[Data entries]
──────────────────────────────

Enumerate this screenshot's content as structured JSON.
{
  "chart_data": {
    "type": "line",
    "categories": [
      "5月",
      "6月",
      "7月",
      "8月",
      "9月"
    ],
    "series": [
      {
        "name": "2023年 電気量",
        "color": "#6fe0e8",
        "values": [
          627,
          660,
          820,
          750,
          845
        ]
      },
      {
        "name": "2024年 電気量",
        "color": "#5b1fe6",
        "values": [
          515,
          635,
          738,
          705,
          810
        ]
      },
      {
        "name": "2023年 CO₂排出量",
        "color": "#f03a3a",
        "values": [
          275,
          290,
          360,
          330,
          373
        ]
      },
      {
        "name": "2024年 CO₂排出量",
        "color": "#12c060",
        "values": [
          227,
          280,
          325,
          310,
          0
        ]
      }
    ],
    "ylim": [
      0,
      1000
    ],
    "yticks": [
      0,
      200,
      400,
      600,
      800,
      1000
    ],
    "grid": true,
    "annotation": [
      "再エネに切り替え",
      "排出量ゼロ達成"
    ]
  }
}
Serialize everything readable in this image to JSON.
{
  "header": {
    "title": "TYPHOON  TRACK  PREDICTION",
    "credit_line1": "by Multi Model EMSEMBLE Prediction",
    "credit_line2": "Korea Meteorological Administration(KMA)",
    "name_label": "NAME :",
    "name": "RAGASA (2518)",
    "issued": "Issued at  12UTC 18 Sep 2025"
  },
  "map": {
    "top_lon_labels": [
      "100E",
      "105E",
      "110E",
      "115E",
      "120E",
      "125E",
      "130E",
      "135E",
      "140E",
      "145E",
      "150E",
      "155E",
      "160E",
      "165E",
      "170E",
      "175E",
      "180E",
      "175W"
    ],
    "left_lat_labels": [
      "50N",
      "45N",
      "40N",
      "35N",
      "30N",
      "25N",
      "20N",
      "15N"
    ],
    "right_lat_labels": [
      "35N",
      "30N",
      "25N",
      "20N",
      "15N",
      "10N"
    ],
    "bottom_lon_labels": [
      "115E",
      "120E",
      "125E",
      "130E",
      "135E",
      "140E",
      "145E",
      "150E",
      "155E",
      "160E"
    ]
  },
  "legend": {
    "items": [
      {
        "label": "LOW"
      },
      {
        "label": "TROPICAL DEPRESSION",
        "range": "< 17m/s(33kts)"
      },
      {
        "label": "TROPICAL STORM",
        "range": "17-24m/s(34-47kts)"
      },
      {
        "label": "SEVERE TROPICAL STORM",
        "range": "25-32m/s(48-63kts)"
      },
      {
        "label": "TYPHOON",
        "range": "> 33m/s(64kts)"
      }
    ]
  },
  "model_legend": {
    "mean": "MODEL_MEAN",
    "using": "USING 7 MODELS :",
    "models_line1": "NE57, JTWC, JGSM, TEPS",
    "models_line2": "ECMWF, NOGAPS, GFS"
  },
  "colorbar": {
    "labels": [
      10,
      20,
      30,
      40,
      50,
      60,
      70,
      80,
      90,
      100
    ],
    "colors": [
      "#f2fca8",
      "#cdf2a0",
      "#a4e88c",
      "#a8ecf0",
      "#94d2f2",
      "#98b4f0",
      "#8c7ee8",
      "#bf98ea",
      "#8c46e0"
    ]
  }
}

──────────────────────────────

*Exercise requirements*.
Repeat each record exactly, leaving nothing out.

*Complete response*.
Enumerate this screenshot's content as structured JSON.
{
  "chart_data": {
    "type": "line",
    "categories": [
      "5月",
      "6月",
      "7月",
      "8月",
      "9月"
    ],
    "series": [
      {
        "name": "2023年 電気量",
        "color": "#6fe0e8",
        "values": [
          627,
          660,
          820,
          750,
          845
        ]
      },
      {
        "name": "2024年 電気量",
        "color": "#5b1fe6",
        "values": [
          515,
          635,
          738,
          705,
          810
        ]
      },
      {
        "name": "2023年 CO₂排出量",
        "color": "#f03a3a",
        "values": [
          275,
          290,
          360,
          330,
          373
        ]
      },
      {
        "name": "2024年 CO₂排出量",
        "color": "#12c060",
        "values": [
          227,
          280,
          325,
          310,
          0
        ]
      }
    ],
    "ylim": [
      0,
      1000
    ],
    "yticks": [
      0,
      200,
      400,
      600,
      800,
      1000
    ],
    "grid": true,
    "annotation": [
      "再エネに切り替え",
      "排出量ゼロ達成"
    ]
  }
}
Serialize everything readable in this image to JSON.
{
  "header": {
    "title": "TYPHOON  TRACK  PREDICTION",
    "credit_line1": "by Multi Model EMSEMBLE Prediction",
    "credit_line2": "Korea Meteorological Administration(KMA)",
    "name_label": "NAME :",
    "name": "RAGASA (2518)",
    "issued": "Issued at  12UTC 18 Sep 2025"
  },
  "map": {
    "top_lon_labels": [
      "100E",
      "105E",
      "110E",
      "115E",
      "120E",
      "125E",
      "130E",
      "135E",
      "140E",
      "145E",
      "150E",
      "155E",
      "160E",
      "165E",
      "170E",
      "175E",
      "180E",
      "175W"
    ],
    "left_lat_labels": [
      "50N",
      "45N",
      "40N",
      "35N",
      "30N",
      "25N",
      "20N",
      "15N"
    ],
    "right_lat_labels": [
      "35N",
      "30N",
      "25N",
      "20N",
      "15N",
      "10N"
    ],
    "bottom_lon_labels": [
      "115E",
      "120E",
      "125E",
      "130E",
      "135E",
      "140E",
      "145E",
      "150E",
      "155E",
      "160E"
    ]
  },
  "legend": {
    "items": [
      {
        "label": "LOW"
      },
      {
        "label": "TROPICAL DEPRESSION",
        "range": "< 17m/s(33kts)"
      },
      {
        "label": "TROPICAL STORM",
        "range": "17-24m/s(34-47kts)"
      },
      {
        "label": "SEVERE TROPICAL STORM",
        "range": "25-32m/s(48-63kts)"
      },
      {
        "label": "TYPHOON",
        "range": "> 33m/s(64kts)"
      }
    ]
  },
  "model_legend": {
    "mean": "MODEL_MEAN",
    "using": "USING 7 MODELS :",
    "models_line1": "NE57, JTWC, JGSM, TEPS",
    "models_line2": "ECMWF, NOGAPS, GFS"
  },
  "colorbar": {
    "labels": [
      10,
      20,
      30,
      40,
      50,
      60,
      70,
      80,
      90,
      100
    ],
    "colors": [
      "#f2fca8",
      "#cdf2a0",
      "#a4e88c",
      "#a8ecf0",
      "#94d2f2",
      "#98b4f0",
      "#8c7ee8",
      "#bf98ea",
      "#8c46e0"
    ]
  }
}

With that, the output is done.